-- WHAT THE TASK REQUIRES --
Please retype the data in full and exactly; the pictures are not part of the copy.

[Stored entries]
* start *

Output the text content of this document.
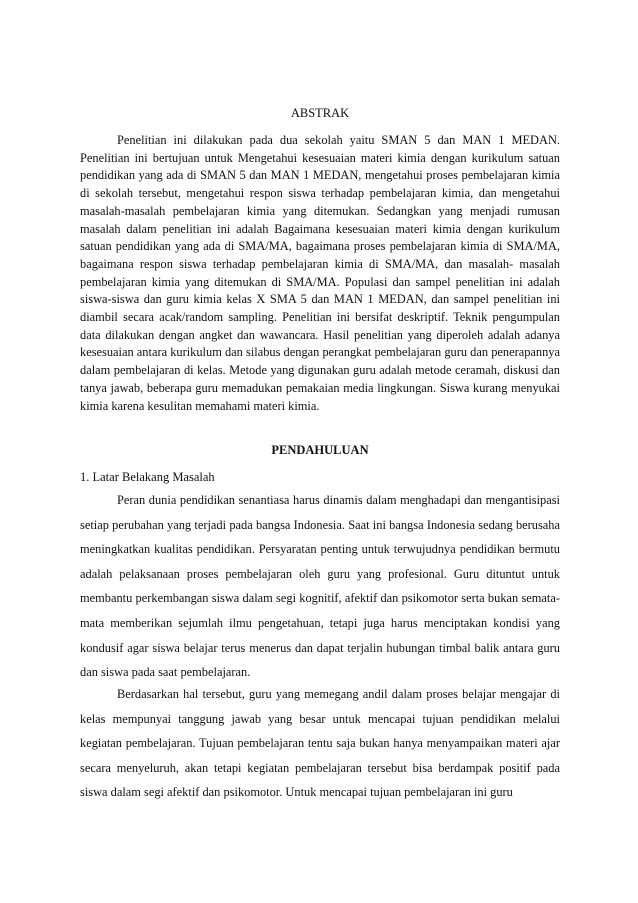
ABSTRAK

Penelitian ini dilakukan pada dua sekolah yaitu SMAN 5 dan MAN 1 MEDAN. Penelitian ini bertujuan untuk Mengetahui kesesuaian materi kimia dengan kurikulum satuan pendidikan yang ada di SMAN 5 dan MAN 1 MEDAN, mengetahui proses pembelajaran kimia di sekolah tersebut, mengetahui respon siswa terhadap pembelajaran kimia, dan mengetahui masalah-masalah pembelajaran kimia yang ditemukan. Sedangkan yang menjadi rumusan masalah dalam penelitian ini adalah Bagaimana kesesuaian materi kimia dengan kurikulum satuan pendidikan yang ada di SMA/MA, bagaimana proses pembelajaran kimia di SMA/MA, bagaimana respon siswa terhadap pembelajaran kimia di SMA/MA, dan masalah- masalah pembelajaran kimia yang ditemukan di SMA/MA. Populasi dan sampel penelitian ini adalah siswa-siswa dan guru kimia kelas X SMA 5 dan MAN 1 MEDAN, dan sampel penelitian ini diambil secara acak/random sampling. Penelitian ini bersifat deskriptif. Teknik pengumpulan data dilakukan dengan angket dan wawancara. Hasil penelitian yang diperoleh adalah adanya kesesuaian antara kurikulum dan silabus dengan perangkat pembelajaran guru dan penerapannya dalam pembelajaran di kelas. Metode yang digunakan guru adalah metode ceramah, diskusi dan tanya jawab, beberapa guru memadukan pemakaian media lingkungan. Siswa kurang menyukai kimia karena kesulitan memahami materi kimia.

PENDAHULUAN

1. Latar Belakang Masalah

Peran dunia pendidikan senantiasa harus dinamis dalam menghadapi dan mengantisipasi setiap perubahan yang terjadi pada bangsa Indonesia. Saat ini bangsa Indonesia sedang berusaha meningkatkan kualitas pendidikan. Persyaratan penting untuk terwujudnya pendidikan bermutu adalah pelaksanaan proses pembelajaran oleh guru yang profesional. Guru dituntut untuk membantu perkembangan siswa dalam segi kognitif, afektif dan psikomotor serta bukan semata-mata memberikan sejumlah ilmu pengetahuan, tetapi juga harus menciptakan kondisi yang kondusif agar siswa belajar terus menerus dan dapat terjalin hubungan timbal balik antara guru dan siswa pada saat pembelajaran.

Berdasarkan hal tersebut, guru yang memegang andil dalam proses belajar mengajar di kelas mempunyai tanggung jawab yang besar untuk mencapai tujuan pendidikan melalui kegiatan pembelajaran. Tujuan pembelajaran tentu saja bukan hanya menyampaikan materi ajar secara menyeluruh, akan tetapi kegiatan pembelajaran tersebut bisa berdampak positif pada siswa dalam segi afektif dan psikomotor. Untuk mencapai tujuan pembelajaran ini guru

* end *

-- FINISHED TASK --
Output the text content of this document.
ABSTRAK

Penelitian ini dilakukan pada dua sekolah yaitu SMAN 5 dan MAN 1 MEDAN. Penelitian ini bertujuan untuk Mengetahui kesesuaian materi kimia dengan kurikulum satuan pendidikan yang ada di SMAN 5 dan MAN 1 MEDAN, mengetahui proses pembelajaran kimia di sekolah tersebut, mengetahui respon siswa terhadap pembelajaran kimia, dan mengetahui masalah-masalah pembelajaran kimia yang ditemukan. Sedangkan yang menjadi rumusan masalah dalam penelitian ini adalah Bagaimana kesesuaian materi kimia dengan kurikulum satuan pendidikan yang ada di SMA/MA, bagaimana proses pembelajaran kimia di SMA/MA, bagaimana respon siswa terhadap pembelajaran kimia di SMA/MA, dan masalah- masalah pembelajaran kimia yang ditemukan di SMA/MA. Populasi dan sampel penelitian ini adalah siswa-siswa dan guru kimia kelas X SMA 5 dan MAN 1 MEDAN, dan sampel penelitian ini diambil secara acak/random sampling. Penelitian ini bersifat deskriptif. Teknik pengumpulan data dilakukan dengan angket dan wawancara. Hasil penelitian yang diperoleh adalah adanya kesesuaian antara kurikulum dan silabus dengan perangkat pembelajaran guru dan penerapannya dalam pembelajaran di kelas. Metode yang digunakan guru adalah metode ceramah, diskusi dan tanya jawab, beberapa guru memadukan pemakaian media lingkungan. Siswa kurang menyukai kimia karena kesulitan memahami materi kimia.

PENDAHULUAN

1. Latar Belakang Masalah

Peran dunia pendidikan senantiasa harus dinamis dalam menghadapi dan mengantisipasi setiap perubahan yang terjadi pada bangsa Indonesia. Saat ini bangsa Indonesia sedang berusaha meningkatkan kualitas pendidikan. Persyaratan penting untuk terwujudnya pendidikan bermutu adalah pelaksanaan proses pembelajaran oleh guru yang profesional. Guru dituntut untuk membantu perkembangan siswa dalam segi kognitif, afektif dan psikomotor serta bukan semata-mata memberikan sejumlah ilmu pengetahuan, tetapi juga harus menciptakan kondisi yang kondusif agar siswa belajar terus menerus dan dapat terjalin hubungan timbal balik antara guru dan siswa pada saat pembelajaran.

Berdasarkan hal tersebut, guru yang memegang andil dalam proses belajar mengajar di kelas mempunyai tanggung jawab yang besar untuk mencapai tujuan pendidikan melalui kegiatan pembelajaran. Tujuan pembelajaran tentu saja bukan hanya menyampaikan materi ajar secara menyeluruh, akan tetapi kegiatan pembelajaran tersebut bisa berdampak positif pada siswa dalam segi afektif dan psikomotor. Untuk mencapai tujuan pembelajaran ini guru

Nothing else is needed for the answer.